begin
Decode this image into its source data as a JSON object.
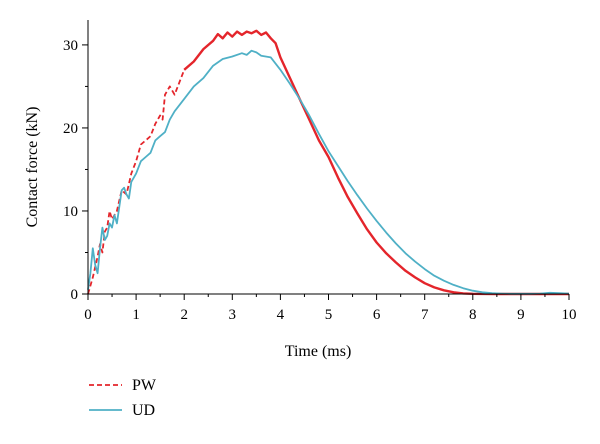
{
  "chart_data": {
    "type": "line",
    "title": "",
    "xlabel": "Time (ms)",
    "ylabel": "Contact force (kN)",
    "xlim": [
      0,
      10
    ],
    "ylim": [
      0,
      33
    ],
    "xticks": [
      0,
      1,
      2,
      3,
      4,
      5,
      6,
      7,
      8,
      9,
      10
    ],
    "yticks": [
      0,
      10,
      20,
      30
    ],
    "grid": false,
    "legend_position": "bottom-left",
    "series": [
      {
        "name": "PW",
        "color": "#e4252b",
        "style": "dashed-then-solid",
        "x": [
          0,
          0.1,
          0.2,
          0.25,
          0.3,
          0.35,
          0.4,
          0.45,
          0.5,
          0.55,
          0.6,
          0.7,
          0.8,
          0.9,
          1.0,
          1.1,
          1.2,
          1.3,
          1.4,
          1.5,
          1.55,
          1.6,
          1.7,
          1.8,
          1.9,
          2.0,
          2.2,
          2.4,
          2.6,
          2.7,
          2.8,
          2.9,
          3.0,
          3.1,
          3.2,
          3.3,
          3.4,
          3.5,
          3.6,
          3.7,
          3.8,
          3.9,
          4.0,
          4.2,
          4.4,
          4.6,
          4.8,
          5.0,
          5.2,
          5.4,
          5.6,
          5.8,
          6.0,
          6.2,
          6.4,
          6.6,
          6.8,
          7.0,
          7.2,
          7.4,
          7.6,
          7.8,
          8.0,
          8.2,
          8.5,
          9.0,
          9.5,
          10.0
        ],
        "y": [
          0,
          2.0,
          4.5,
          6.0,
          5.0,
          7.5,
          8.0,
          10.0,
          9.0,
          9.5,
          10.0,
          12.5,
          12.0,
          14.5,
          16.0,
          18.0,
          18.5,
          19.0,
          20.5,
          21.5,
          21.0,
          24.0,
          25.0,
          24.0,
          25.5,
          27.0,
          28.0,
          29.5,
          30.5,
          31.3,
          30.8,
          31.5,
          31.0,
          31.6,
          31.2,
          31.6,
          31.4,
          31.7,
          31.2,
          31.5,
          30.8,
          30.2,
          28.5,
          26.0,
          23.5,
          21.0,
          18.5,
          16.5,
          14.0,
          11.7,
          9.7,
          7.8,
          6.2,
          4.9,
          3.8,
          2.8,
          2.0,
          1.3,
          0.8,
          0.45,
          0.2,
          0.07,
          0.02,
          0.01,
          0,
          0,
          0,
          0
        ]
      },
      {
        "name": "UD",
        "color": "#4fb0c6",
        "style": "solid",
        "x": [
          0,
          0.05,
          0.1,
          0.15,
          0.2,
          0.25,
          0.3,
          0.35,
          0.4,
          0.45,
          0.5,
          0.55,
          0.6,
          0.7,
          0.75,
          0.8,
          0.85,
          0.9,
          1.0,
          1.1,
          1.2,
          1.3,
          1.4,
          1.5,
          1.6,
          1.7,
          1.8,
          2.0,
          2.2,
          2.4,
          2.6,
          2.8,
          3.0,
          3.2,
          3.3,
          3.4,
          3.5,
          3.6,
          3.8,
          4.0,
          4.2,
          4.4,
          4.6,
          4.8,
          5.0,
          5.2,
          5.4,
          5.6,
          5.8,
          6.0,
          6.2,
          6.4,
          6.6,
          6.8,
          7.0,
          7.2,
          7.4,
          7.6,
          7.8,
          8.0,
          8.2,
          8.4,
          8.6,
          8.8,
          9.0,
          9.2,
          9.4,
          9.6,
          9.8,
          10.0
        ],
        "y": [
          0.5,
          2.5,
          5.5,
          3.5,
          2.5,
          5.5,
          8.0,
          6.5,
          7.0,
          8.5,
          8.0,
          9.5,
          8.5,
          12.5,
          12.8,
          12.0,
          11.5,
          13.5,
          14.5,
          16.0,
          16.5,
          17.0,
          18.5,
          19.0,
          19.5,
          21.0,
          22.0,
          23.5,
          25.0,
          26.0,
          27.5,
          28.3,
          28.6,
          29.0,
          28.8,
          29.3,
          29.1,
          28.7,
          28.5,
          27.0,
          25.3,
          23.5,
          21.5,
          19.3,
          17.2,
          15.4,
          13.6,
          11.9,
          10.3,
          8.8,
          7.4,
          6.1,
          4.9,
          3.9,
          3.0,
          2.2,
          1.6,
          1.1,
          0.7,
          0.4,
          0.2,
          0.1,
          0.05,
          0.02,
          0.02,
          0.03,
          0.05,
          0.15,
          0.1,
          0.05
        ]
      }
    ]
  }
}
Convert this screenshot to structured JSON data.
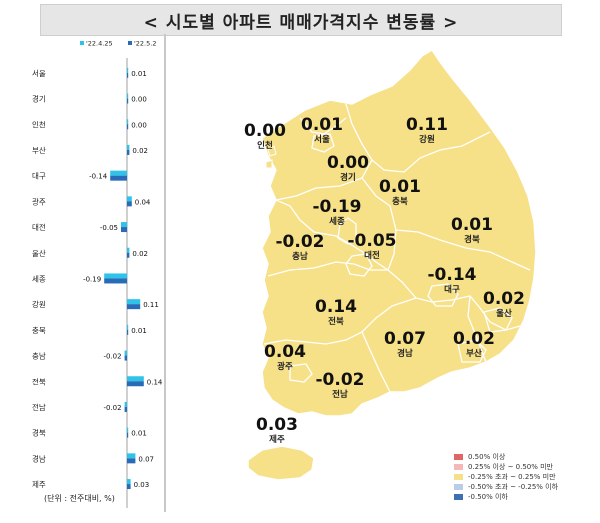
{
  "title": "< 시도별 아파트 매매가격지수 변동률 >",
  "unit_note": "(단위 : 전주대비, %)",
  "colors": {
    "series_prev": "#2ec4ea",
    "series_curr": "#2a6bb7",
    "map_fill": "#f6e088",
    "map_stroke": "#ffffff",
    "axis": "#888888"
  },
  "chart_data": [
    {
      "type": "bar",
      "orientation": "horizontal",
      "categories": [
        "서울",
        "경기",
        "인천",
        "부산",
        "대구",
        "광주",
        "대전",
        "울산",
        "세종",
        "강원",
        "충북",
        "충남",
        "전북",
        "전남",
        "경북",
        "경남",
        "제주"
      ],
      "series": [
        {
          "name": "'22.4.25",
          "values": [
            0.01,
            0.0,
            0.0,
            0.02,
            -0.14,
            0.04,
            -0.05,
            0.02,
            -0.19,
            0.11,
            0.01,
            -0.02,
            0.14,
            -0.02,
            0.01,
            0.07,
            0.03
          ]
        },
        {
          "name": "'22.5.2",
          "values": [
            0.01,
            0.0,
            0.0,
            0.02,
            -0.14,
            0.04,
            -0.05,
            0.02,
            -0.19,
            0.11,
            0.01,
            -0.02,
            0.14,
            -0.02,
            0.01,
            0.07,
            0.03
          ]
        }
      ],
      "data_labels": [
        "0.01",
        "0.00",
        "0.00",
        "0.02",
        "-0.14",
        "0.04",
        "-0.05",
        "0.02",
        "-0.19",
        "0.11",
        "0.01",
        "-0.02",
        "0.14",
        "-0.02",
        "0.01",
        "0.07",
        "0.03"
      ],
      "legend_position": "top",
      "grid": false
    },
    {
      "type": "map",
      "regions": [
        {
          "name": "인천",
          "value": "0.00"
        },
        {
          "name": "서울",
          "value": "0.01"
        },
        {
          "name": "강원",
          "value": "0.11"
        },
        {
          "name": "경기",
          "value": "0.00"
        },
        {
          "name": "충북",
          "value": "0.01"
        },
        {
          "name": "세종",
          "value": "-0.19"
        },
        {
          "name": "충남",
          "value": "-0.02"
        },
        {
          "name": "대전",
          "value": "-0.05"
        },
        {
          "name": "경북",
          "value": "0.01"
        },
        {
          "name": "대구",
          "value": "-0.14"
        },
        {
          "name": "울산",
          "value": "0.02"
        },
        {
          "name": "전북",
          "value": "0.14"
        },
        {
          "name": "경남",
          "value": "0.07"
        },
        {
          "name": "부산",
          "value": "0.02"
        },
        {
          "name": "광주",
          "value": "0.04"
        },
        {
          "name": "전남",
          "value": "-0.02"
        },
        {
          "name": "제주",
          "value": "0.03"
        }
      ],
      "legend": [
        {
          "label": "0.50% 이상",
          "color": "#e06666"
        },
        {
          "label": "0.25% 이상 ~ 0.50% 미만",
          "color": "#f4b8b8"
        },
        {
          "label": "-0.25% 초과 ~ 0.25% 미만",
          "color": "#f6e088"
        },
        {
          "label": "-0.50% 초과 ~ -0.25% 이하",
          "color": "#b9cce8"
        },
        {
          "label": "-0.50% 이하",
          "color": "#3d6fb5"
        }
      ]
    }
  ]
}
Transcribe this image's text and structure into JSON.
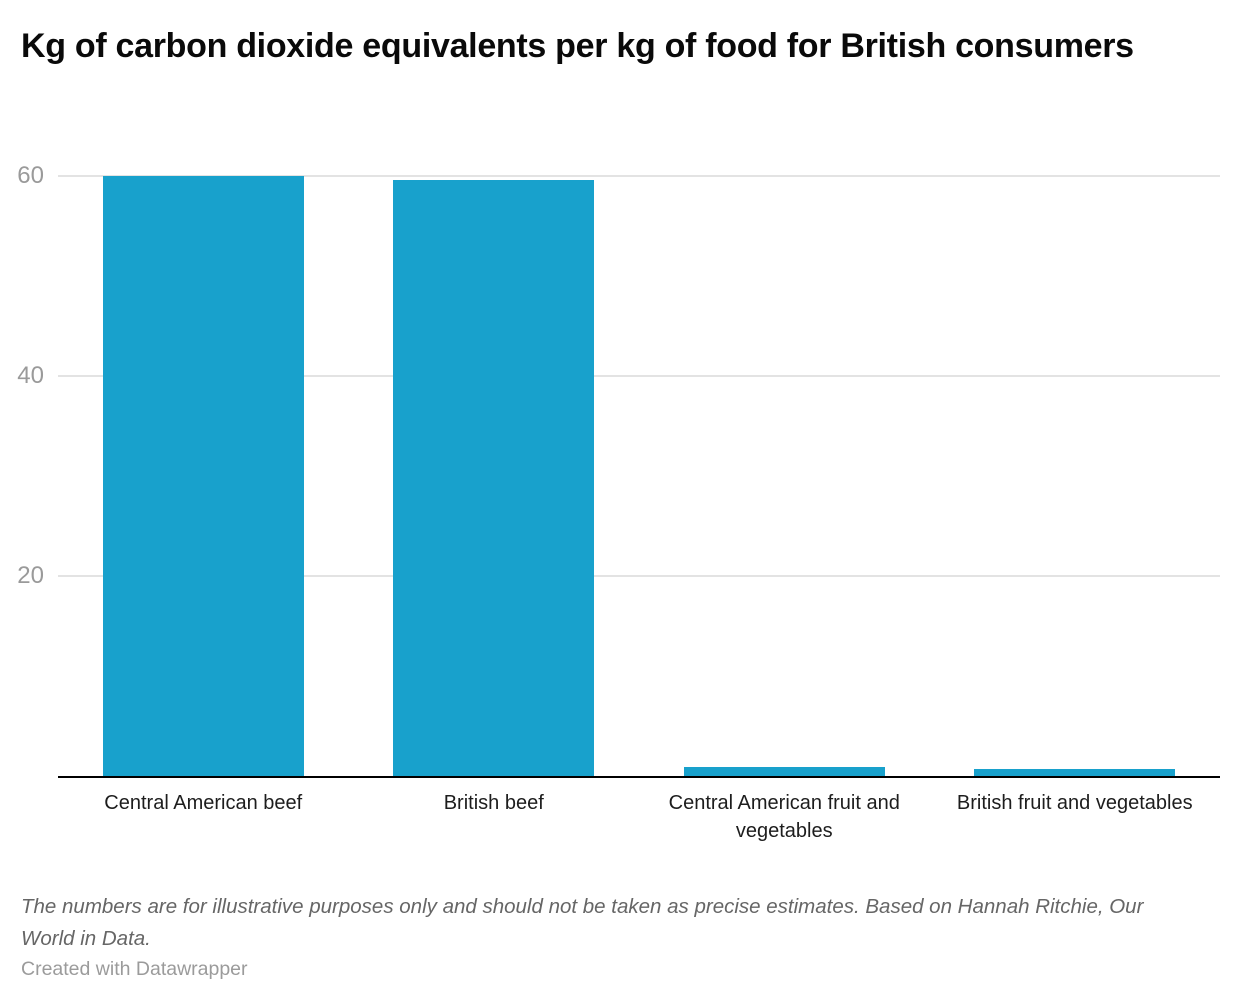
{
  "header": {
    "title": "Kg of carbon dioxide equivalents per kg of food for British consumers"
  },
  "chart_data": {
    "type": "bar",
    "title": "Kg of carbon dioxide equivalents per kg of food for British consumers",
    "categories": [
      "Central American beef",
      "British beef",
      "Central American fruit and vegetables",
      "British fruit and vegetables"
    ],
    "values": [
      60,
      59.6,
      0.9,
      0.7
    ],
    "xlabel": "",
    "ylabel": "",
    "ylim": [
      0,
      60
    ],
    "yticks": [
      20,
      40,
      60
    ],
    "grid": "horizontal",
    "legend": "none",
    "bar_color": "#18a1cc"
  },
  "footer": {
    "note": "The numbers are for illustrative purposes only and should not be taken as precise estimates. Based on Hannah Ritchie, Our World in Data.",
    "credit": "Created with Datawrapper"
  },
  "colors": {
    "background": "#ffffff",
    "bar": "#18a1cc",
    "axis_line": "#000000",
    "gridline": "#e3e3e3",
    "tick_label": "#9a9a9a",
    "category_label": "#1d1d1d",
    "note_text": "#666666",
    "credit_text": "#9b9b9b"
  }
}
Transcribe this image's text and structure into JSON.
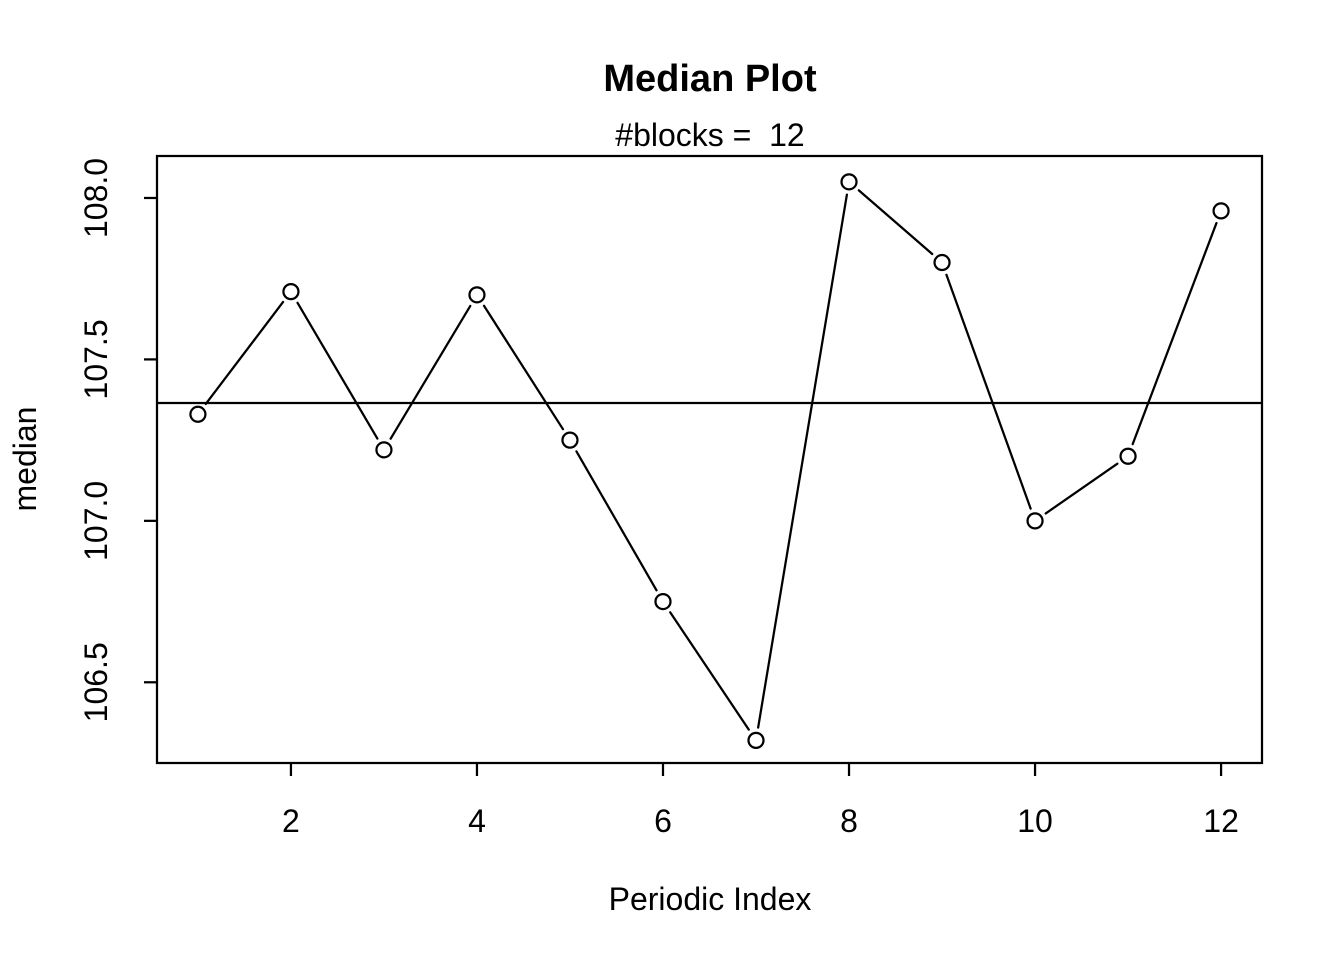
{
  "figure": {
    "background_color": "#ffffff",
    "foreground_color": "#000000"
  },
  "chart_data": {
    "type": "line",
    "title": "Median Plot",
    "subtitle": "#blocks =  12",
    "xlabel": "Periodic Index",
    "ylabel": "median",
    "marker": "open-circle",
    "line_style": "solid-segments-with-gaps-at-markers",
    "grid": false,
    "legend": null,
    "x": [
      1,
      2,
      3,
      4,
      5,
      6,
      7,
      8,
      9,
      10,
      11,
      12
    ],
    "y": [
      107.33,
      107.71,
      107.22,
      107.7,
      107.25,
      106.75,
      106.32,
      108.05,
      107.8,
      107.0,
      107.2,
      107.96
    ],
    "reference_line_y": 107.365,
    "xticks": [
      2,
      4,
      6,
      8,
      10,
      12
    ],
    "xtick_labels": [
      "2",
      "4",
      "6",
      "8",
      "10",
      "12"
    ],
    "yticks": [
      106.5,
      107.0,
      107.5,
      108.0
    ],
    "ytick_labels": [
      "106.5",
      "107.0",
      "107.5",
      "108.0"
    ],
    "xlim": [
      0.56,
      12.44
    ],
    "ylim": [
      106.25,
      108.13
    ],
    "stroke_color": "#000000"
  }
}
end
◆ **Instructions to follow**
Collect every line above that contains the word "JSON".

◆ **Task response**
Decode this image into its source data as a JSON object.
Convert this screenshot to structured JSON data.
Transcribe this image's text and structure into JSON.
Transcribe this image's text and structure into JSON.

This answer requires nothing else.